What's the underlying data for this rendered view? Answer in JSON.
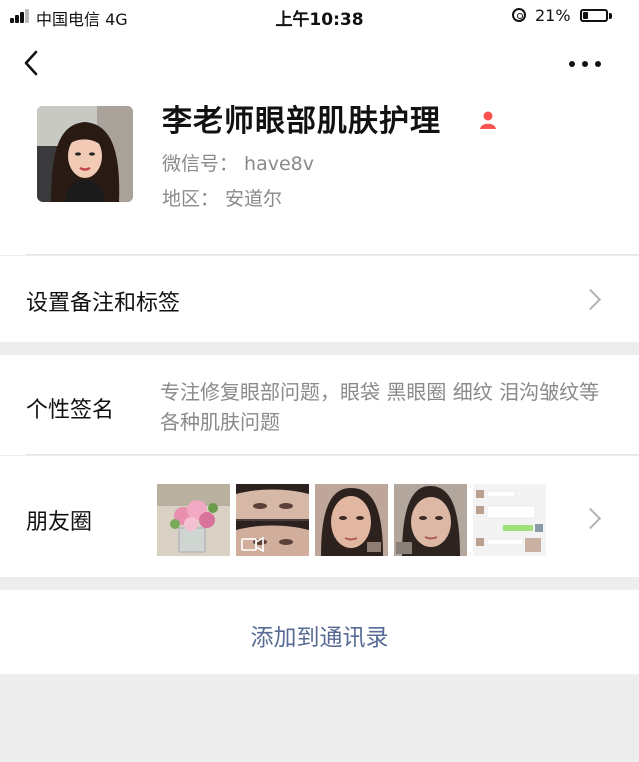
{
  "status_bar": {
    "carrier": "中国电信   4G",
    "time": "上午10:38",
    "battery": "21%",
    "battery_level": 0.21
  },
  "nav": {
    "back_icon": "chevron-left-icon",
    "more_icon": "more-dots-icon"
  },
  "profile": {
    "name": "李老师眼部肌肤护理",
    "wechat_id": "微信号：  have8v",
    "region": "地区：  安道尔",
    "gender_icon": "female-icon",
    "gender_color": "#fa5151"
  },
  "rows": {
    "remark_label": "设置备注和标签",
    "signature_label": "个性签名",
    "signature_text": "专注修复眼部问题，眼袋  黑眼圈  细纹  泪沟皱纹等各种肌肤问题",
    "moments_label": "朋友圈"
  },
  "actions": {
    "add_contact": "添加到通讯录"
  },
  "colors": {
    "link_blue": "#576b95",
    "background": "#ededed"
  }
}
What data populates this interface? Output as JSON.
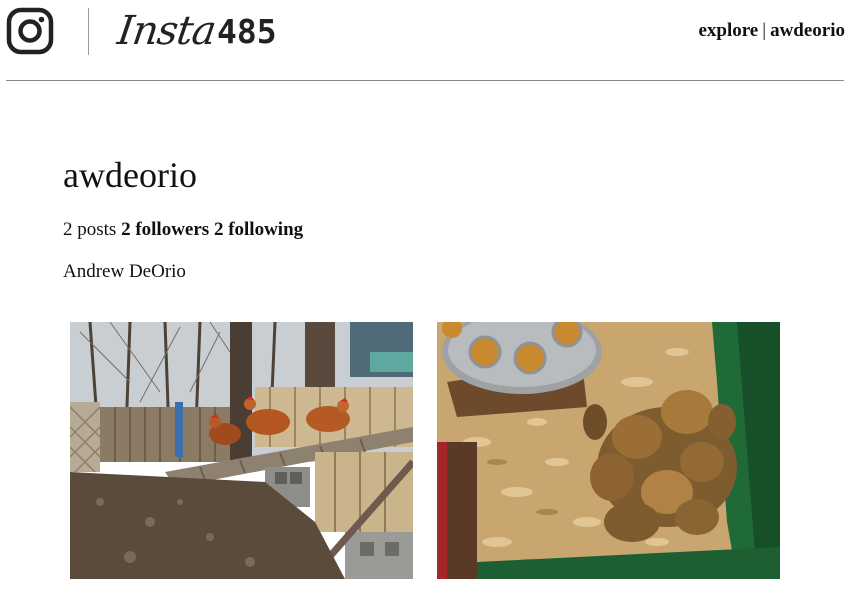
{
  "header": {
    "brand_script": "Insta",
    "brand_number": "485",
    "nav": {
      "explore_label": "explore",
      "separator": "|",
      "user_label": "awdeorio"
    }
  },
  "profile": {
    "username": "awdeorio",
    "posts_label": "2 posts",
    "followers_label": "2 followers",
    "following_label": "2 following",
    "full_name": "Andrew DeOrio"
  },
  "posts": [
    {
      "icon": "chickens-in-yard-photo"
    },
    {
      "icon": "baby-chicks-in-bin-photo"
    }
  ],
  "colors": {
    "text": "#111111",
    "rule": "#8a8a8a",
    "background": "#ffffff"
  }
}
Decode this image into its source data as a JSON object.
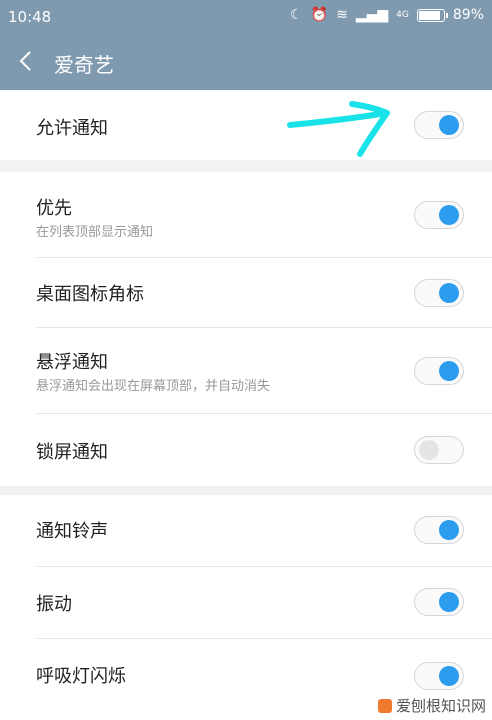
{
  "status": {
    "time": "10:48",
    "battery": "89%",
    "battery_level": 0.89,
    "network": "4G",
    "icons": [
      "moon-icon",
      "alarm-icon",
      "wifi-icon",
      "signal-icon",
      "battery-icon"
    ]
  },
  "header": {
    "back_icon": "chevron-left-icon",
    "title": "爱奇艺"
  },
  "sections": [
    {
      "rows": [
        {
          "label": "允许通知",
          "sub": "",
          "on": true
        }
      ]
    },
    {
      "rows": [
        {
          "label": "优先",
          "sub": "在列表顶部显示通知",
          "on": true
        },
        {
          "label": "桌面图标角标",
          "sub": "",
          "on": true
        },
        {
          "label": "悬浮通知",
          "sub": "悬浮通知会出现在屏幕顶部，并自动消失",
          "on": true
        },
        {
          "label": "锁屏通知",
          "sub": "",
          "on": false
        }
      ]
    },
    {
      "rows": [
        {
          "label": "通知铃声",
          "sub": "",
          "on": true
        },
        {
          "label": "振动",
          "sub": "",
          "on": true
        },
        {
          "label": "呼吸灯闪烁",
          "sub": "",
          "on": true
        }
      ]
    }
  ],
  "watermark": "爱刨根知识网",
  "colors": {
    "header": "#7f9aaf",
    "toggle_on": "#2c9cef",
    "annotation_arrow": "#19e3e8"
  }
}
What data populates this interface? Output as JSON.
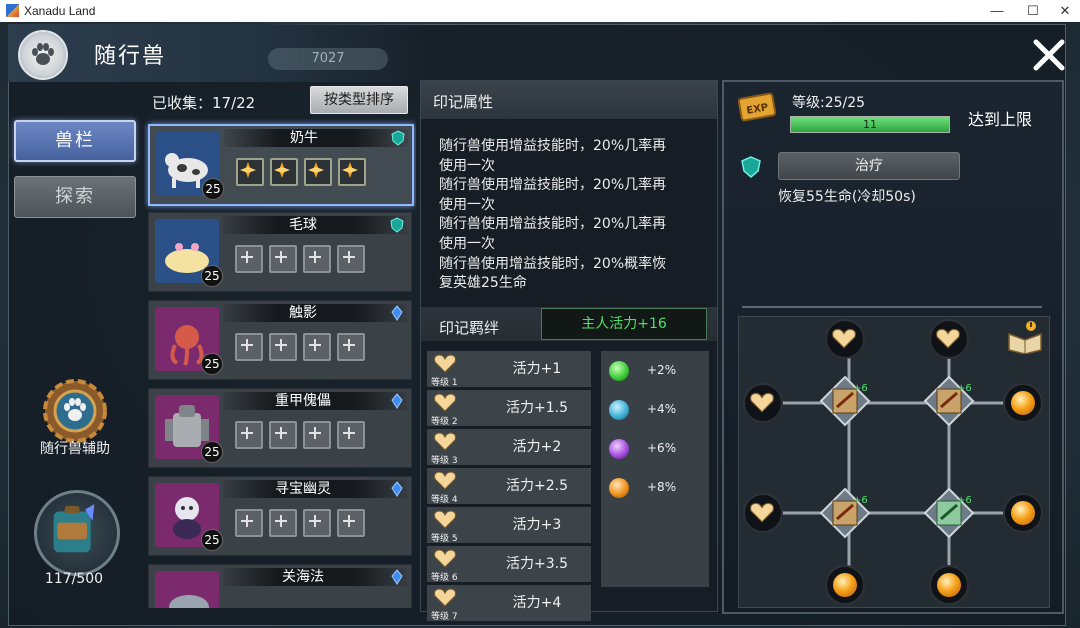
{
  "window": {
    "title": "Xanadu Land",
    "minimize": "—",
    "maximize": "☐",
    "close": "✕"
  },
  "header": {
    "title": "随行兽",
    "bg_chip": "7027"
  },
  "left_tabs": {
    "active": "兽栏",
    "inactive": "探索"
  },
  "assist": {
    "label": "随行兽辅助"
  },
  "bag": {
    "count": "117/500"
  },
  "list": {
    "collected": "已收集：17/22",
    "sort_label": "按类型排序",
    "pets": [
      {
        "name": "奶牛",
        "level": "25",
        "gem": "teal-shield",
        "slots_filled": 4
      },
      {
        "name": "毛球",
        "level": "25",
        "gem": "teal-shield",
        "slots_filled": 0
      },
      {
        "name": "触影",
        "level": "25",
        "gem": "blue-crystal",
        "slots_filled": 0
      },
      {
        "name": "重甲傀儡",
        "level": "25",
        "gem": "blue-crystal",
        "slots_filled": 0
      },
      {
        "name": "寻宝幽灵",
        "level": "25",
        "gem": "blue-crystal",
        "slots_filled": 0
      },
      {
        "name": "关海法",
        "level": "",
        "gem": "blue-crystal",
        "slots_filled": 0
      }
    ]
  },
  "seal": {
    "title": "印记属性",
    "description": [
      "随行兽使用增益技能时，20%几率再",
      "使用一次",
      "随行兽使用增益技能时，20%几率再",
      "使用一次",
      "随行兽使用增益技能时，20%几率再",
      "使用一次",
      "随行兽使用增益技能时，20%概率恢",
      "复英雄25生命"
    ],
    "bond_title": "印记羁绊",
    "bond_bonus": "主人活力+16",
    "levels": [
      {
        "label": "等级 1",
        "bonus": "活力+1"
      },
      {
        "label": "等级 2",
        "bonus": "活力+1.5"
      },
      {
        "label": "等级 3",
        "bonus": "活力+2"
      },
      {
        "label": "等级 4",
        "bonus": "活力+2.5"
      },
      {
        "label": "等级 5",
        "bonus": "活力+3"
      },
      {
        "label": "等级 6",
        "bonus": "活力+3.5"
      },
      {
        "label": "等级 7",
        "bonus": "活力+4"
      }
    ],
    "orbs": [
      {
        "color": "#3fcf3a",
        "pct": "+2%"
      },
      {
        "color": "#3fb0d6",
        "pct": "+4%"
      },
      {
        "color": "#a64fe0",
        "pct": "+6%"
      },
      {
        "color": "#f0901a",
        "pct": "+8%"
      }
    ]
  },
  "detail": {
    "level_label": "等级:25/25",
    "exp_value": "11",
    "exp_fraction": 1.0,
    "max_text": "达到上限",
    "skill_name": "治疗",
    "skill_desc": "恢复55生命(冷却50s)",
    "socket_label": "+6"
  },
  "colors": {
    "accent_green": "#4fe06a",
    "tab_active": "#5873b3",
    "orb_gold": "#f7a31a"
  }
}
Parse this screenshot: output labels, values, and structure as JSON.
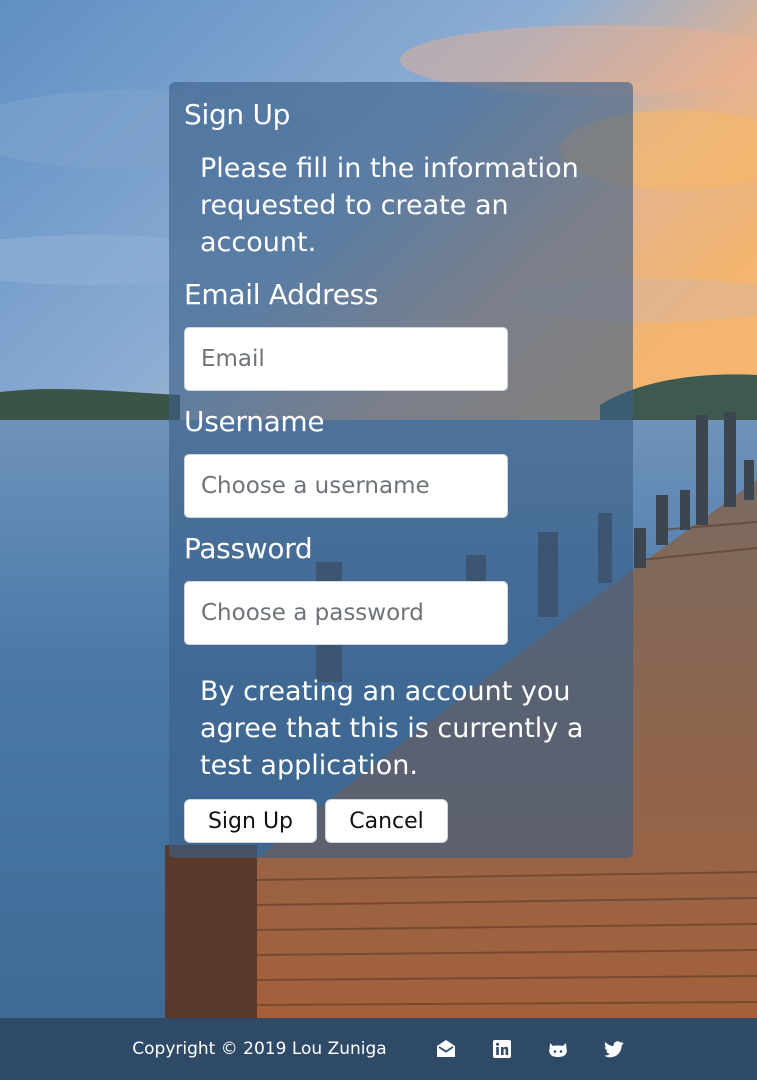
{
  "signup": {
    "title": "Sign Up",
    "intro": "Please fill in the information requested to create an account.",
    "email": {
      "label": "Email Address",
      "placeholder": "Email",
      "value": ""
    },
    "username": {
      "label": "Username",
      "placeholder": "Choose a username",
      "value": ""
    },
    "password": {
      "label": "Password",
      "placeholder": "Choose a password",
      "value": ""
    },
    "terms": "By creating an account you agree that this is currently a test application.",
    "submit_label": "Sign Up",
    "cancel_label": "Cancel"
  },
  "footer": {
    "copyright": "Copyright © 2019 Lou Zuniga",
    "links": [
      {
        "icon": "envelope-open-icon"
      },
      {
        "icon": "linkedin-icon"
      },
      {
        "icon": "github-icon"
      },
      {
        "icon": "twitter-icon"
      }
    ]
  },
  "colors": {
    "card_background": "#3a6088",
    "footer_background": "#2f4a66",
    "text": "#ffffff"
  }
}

=======

▶ Instruction
Return the records exactly. Don't carry the pictures over.

▶ Solution to this exercise
What's the underlying data for this rendered view? Answer in JSON.
{
  "status_bar": {
    "carrier": "中国电信   4G",
    "time": "上午10:38",
    "battery": "21%",
    "battery_level": 0.21
  },
  "nav": {
    "back_icon": "chevron-left-icon",
    "more_icon": "more-dots-icon"
  },
  "profile": {
    "name": "李老师眼部肌肤护理",
    "wechat_id": "微信号：  have8v",
    "region": "地区：  安道尔",
    "gender_icon": "female-icon",
    "gender_color": "#fa5151"
  },
  "rows": {
    "remark_label": "设置备注和标签",
    "signature_label": "个性签名",
    "signature_text": "专注修复眼部问题，眼袋  黑眼圈  细纹  泪沟皱纹等各种肌肤问题",
    "moments_label": "朋友圈"
  },
  "actions": {
    "add_contact": "添加到通讯录"
  },
  "colors": {
    "link_blue": "#576b95",
    "background": "#ededed"
  }
}
What data populates this interface? Output as JSON.
{
  "header": {
    "brand_script": "Insta",
    "brand_number": "485",
    "nav": {
      "explore_label": "explore",
      "separator": "|",
      "user_label": "awdeorio"
    }
  },
  "profile": {
    "username": "awdeorio",
    "posts_label": "2 posts",
    "followers_label": "2 followers",
    "following_label": "2 following",
    "full_name": "Andrew DeOrio"
  },
  "posts": [
    {
      "icon": "chickens-in-yard-photo"
    },
    {
      "icon": "baby-chicks-in-bin-photo"
    }
  ],
  "colors": {
    "text": "#111111",
    "rule": "#8a8a8a",
    "background": "#ffffff"
  }
}
Decode this image into its source data as a JSON object.
{
  "status": {
    "time": "10:48",
    "battery": "89%",
    "battery_level": 0.89,
    "network": "4G",
    "icons": [
      "moon-icon",
      "alarm-icon",
      "wifi-icon",
      "signal-icon",
      "battery-icon"
    ]
  },
  "header": {
    "back_icon": "chevron-left-icon",
    "title": "爱奇艺"
  },
  "sections": [
    {
      "rows": [
        {
          "label": "允许通知",
          "sub": "",
          "on": true
        }
      ]
    },
    {
      "rows": [
        {
          "label": "优先",
          "sub": "在列表顶部显示通知",
          "on": true
        },
        {
          "label": "桌面图标角标",
          "sub": "",
          "on": true
        },
        {
          "label": "悬浮通知",
          "sub": "悬浮通知会出现在屏幕顶部，并自动消失",
          "on": true
        },
        {
          "label": "锁屏通知",
          "sub": "",
          "on": false
        }
      ]
    },
    {
      "rows": [
        {
          "label": "通知铃声",
          "sub": "",
          "on": true
        },
        {
          "label": "振动",
          "sub": "",
          "on": true
        },
        {
          "label": "呼吸灯闪烁",
          "sub": "",
          "on": true
        }
      ]
    }
  ],
  "watermark": "爱刨根知识网",
  "colors": {
    "header": "#7f9aaf",
    "toggle_on": "#2c9cef",
    "annotation_arrow": "#19e3e8"
  }
}
What data populates this interface? Output as JSON.
{
  "window": {
    "title": "Xanadu Land",
    "minimize": "—",
    "maximize": "☐",
    "close": "✕"
  },
  "header": {
    "title": "随行兽",
    "bg_chip": "7027"
  },
  "left_tabs": {
    "active": "兽栏",
    "inactive": "探索"
  },
  "assist": {
    "label": "随行兽辅助"
  },
  "bag": {
    "count": "117/500"
  },
  "list": {
    "collected": "已收集：17/22",
    "sort_label": "按类型排序",
    "pets": [
      {
        "name": "奶牛",
        "level": "25",
        "gem": "teal-shield",
        "slots_filled": 4
      },
      {
        "name": "毛球",
        "level": "25",
        "gem": "teal-shield",
        "slots_filled": 0
      },
      {
        "name": "触影",
        "level": "25",
        "gem": "blue-crystal",
        "slots_filled": 0
      },
      {
        "name": "重甲傀儡",
        "level": "25",
        "gem": "blue-crystal",
        "slots_filled": 0
      },
      {
        "name": "寻宝幽灵",
        "level": "25",
        "gem": "blue-crystal",
        "slots_filled": 0
      },
      {
        "name": "关海法",
        "level": "",
        "gem": "blue-crystal",
        "slots_filled": 0
      }
    ]
  },
  "seal": {
    "title": "印记属性",
    "description": [
      "随行兽使用增益技能时，20%几率再",
      "使用一次",
      "随行兽使用增益技能时，20%几率再",
      "使用一次",
      "随行兽使用增益技能时，20%几率再",
      "使用一次",
      "随行兽使用增益技能时，20%概率恢",
      "复英雄25生命"
    ],
    "bond_title": "印记羁绊",
    "bond_bonus": "主人活力+16",
    "levels": [
      {
        "label": "等级 1",
        "bonus": "活力+1"
      },
      {
        "label": "等级 2",
        "bonus": "活力+1.5"
      },
      {
        "label": "等级 3",
        "bonus": "活力+2"
      },
      {
        "label": "等级 4",
        "bonus": "活力+2.5"
      },
      {
        "label": "等级 5",
        "bonus": "活力+3"
      },
      {
        "label": "等级 6",
        "bonus": "活力+3.5"
      },
      {
        "label": "等级 7",
        "bonus": "活力+4"
      }
    ],
    "orbs": [
      {
        "color": "#3fcf3a",
        "pct": "+2%"
      },
      {
        "color": "#3fb0d6",
        "pct": "+4%"
      },
      {
        "color": "#a64fe0",
        "pct": "+6%"
      },
      {
        "color": "#f0901a",
        "pct": "+8%"
      }
    ]
  },
  "detail": {
    "level_label": "等级:25/25",
    "exp_value": "11",
    "exp_fraction": 1.0,
    "max_text": "达到上限",
    "skill_name": "治疗",
    "skill_desc": "恢复55生命(冷却50s)",
    "socket_label": "+6"
  },
  "colors": {
    "accent_green": "#4fe06a",
    "tab_active": "#5873b3",
    "orb_gold": "#f7a31a"
  }
}
Parse this screenshot: output labels, values, and structure as JSON.
{
  "signup": {
    "title": "Sign Up",
    "intro": "Please fill in the information requested to create an account.",
    "email": {
      "label": "Email Address",
      "placeholder": "Email",
      "value": ""
    },
    "username": {
      "label": "Username",
      "placeholder": "Choose a username",
      "value": ""
    },
    "password": {
      "label": "Password",
      "placeholder": "Choose a password",
      "value": ""
    },
    "terms": "By creating an account you agree that this is currently a test application.",
    "submit_label": "Sign Up",
    "cancel_label": "Cancel"
  },
  "footer": {
    "copyright": "Copyright © 2019 Lou Zuniga",
    "links": [
      {
        "icon": "envelope-open-icon"
      },
      {
        "icon": "linkedin-icon"
      },
      {
        "icon": "github-icon"
      },
      {
        "icon": "twitter-icon"
      }
    ]
  },
  "colors": {
    "card_background": "#3a6088",
    "footer_background": "#2f4a66",
    "text": "#ffffff"
  }
}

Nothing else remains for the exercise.